TASK STATEMENT: Give the count of lines containing the string "Internship", with no other output.

Data entries:
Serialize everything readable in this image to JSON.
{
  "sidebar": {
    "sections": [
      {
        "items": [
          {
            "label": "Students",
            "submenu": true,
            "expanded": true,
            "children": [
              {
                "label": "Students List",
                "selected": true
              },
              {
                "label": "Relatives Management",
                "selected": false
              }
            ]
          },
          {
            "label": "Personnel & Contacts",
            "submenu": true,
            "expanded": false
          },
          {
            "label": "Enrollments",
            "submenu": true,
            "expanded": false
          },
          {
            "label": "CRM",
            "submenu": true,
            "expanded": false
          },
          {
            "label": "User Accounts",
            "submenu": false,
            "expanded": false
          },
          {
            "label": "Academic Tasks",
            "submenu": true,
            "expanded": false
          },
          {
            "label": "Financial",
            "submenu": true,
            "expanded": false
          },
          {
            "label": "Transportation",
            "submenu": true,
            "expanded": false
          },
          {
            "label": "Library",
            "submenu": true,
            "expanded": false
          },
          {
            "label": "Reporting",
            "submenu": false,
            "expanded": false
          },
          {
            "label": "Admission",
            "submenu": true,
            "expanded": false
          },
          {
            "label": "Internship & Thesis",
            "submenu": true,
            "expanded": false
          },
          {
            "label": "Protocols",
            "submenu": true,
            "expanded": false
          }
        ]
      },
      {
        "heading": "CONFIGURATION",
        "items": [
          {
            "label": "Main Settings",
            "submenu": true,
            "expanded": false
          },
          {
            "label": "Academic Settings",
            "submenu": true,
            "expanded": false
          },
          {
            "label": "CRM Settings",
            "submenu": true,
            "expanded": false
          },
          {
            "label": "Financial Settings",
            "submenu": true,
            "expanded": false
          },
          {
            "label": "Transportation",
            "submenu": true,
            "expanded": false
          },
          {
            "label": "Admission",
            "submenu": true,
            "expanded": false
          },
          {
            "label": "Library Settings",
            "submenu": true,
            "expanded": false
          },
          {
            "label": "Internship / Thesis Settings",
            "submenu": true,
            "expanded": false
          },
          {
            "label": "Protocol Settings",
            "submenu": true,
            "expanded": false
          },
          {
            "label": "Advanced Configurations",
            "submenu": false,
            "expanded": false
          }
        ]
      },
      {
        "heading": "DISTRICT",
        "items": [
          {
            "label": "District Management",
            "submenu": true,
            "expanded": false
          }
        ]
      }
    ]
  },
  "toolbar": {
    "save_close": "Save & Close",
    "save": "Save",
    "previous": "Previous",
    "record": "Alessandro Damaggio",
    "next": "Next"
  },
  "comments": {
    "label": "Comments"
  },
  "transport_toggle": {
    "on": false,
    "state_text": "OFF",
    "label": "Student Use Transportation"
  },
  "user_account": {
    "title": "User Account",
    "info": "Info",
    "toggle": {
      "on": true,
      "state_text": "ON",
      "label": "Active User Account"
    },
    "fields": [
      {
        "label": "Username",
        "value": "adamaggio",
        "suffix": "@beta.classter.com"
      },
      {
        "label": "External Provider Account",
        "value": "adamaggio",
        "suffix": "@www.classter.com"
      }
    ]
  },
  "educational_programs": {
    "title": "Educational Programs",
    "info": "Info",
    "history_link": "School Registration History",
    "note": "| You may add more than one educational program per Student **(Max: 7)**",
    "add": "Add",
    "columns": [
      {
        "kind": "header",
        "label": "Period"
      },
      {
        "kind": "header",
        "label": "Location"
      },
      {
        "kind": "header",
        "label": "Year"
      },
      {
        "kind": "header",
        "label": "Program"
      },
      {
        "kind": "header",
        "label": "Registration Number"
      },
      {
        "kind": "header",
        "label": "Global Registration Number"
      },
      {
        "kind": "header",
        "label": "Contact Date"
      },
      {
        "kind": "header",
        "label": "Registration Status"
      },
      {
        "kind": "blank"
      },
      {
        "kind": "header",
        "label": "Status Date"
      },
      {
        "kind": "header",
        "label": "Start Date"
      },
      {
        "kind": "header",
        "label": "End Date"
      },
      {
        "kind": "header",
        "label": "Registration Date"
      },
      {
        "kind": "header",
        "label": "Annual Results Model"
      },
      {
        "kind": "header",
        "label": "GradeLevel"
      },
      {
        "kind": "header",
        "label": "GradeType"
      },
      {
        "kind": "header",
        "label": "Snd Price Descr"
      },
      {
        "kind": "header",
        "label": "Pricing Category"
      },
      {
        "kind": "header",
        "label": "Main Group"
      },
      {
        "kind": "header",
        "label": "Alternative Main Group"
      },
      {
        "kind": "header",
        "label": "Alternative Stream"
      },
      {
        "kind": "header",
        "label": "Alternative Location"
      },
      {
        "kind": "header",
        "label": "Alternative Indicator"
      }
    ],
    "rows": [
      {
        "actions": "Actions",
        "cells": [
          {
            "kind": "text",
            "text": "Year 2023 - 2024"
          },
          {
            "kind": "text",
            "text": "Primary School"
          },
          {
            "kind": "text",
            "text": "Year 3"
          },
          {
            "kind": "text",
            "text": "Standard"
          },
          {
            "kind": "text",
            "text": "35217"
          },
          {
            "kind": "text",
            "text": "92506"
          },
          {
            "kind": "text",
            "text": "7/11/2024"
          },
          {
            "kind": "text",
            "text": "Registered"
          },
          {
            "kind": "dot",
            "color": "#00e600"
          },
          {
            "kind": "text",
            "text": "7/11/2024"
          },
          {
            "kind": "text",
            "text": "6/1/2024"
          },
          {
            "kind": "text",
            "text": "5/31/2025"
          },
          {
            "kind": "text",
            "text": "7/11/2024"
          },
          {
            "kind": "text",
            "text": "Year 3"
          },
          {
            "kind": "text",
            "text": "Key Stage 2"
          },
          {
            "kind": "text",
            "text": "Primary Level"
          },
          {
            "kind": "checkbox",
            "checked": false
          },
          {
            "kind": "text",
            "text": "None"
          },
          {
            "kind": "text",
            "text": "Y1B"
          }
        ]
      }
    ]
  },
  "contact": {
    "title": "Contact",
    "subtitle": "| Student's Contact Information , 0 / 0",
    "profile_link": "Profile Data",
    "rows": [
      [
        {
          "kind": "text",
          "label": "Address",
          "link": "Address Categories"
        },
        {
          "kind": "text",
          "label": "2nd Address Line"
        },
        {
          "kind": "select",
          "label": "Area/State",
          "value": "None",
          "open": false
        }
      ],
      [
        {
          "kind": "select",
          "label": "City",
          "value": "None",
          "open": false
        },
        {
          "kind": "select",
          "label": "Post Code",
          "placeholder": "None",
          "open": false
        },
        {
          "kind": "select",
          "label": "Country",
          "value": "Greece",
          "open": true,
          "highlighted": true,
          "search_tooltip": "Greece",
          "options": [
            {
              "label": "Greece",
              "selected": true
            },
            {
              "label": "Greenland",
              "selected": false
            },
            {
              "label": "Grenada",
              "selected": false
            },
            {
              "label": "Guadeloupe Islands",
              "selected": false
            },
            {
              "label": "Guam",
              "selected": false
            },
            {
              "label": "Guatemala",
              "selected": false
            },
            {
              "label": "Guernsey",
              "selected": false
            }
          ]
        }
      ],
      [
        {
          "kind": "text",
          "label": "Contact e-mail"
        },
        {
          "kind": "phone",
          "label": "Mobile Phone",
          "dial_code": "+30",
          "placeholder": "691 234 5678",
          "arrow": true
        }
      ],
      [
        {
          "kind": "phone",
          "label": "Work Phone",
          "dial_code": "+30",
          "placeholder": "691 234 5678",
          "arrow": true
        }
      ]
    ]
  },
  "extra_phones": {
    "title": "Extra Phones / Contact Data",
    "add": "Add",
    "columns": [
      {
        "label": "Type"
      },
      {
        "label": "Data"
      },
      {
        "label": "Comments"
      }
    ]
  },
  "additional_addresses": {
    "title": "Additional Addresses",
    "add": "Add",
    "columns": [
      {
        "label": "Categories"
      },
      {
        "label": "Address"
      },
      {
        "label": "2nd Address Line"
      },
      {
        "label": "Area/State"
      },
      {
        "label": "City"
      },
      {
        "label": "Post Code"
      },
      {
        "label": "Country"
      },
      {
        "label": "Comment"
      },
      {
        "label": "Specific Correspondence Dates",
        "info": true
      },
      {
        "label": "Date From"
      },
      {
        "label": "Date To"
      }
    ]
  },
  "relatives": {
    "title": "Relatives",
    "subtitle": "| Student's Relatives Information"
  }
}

EXERCISE OUTPUT: 2